## Start

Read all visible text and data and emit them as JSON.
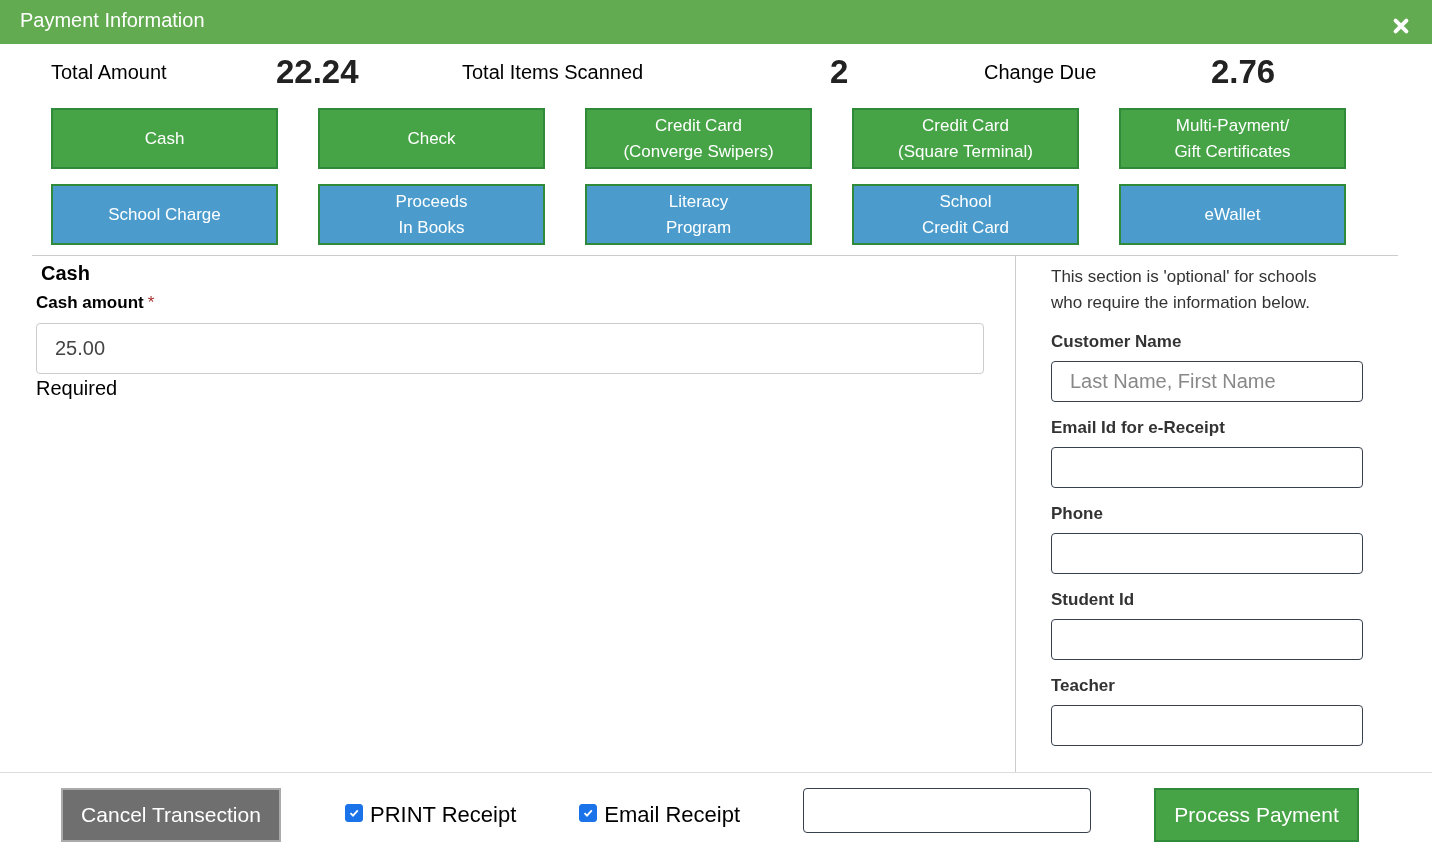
{
  "window": {
    "title": "Payment Information"
  },
  "summary": [
    {
      "label": "Total Amount",
      "value": "22.24"
    },
    {
      "label": "Total Items Scanned",
      "value": "2"
    },
    {
      "label": "Change Due",
      "value": "2.76"
    }
  ],
  "payment_methods": [
    {
      "label": "Cash",
      "kind": "primary"
    },
    {
      "label": "Check",
      "kind": "primary"
    },
    {
      "label": "Credit Card\n(Converge Swipers)",
      "kind": "primary"
    },
    {
      "label": "Credit Card\n(Square Terminal)",
      "kind": "primary"
    },
    {
      "label": "Multi-Payment/\nGift Certificates",
      "kind": "primary"
    },
    {
      "label": "School Charge",
      "kind": "secondary"
    },
    {
      "label": "Proceeds\nIn Books",
      "kind": "secondary"
    },
    {
      "label": "Literacy\nProgram",
      "kind": "secondary"
    },
    {
      "label": "School\nCredit Card",
      "kind": "secondary"
    },
    {
      "label": "eWallet",
      "kind": "secondary"
    }
  ],
  "cash_section": {
    "title": "Cash",
    "field_label": "Cash amount",
    "required_mark": "*",
    "value": "25.00",
    "validation": "Required"
  },
  "customer_section": {
    "note": "This section is 'optional' for schools who require the information below.",
    "fields": [
      {
        "label": "Customer Name",
        "placeholder": "Last Name, First Name"
      },
      {
        "label": "Email Id for e-Receipt"
      },
      {
        "label": "Phone"
      },
      {
        "label": "Student Id"
      },
      {
        "label": "Teacher"
      }
    ]
  },
  "footer": {
    "cancel_button": "Cancel Transection",
    "options": [
      {
        "label": "PRINT Receipt",
        "checked": true
      },
      {
        "label": "Email Receipt",
        "checked": true
      }
    ],
    "process_button": "Process Payment"
  }
}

## End

## [Problem statement]
Return each line exactly as written. Any picture gets left out.

## [Expected answer]
Read all visible text and data and emit them as JSON.
{
  "window": {
    "title": "Payment Information"
  },
  "summary": [
    {
      "label": "Total Amount",
      "value": "22.24"
    },
    {
      "label": "Total Items Scanned",
      "value": "2"
    },
    {
      "label": "Change Due",
      "value": "2.76"
    }
  ],
  "payment_methods": [
    {
      "label": "Cash",
      "kind": "primary"
    },
    {
      "label": "Check",
      "kind": "primary"
    },
    {
      "label": "Credit Card\n(Converge Swipers)",
      "kind": "primary"
    },
    {
      "label": "Credit Card\n(Square Terminal)",
      "kind": "primary"
    },
    {
      "label": "Multi-Payment/\nGift Certificates",
      "kind": "primary"
    },
    {
      "label": "School Charge",
      "kind": "secondary"
    },
    {
      "label": "Proceeds\nIn Books",
      "kind": "secondary"
    },
    {
      "label": "Literacy\nProgram",
      "kind": "secondary"
    },
    {
      "label": "School\nCredit Card",
      "kind": "secondary"
    },
    {
      "label": "eWallet",
      "kind": "secondary"
    }
  ],
  "cash_section": {
    "title": "Cash",
    "field_label": "Cash amount",
    "required_mark": "*",
    "value": "25.00",
    "validation": "Required"
  },
  "customer_section": {
    "note": "This section is 'optional' for schools who require the information below.",
    "fields": [
      {
        "label": "Customer Name",
        "placeholder": "Last Name, First Name"
      },
      {
        "label": "Email Id for e-Receipt"
      },
      {
        "label": "Phone"
      },
      {
        "label": "Student Id"
      },
      {
        "label": "Teacher"
      }
    ]
  },
  "footer": {
    "cancel_button": "Cancel Transection",
    "options": [
      {
        "label": "PRINT Receipt",
        "checked": true
      },
      {
        "label": "Email Receipt",
        "checked": true
      }
    ],
    "process_button": "Process Payment"
  }
}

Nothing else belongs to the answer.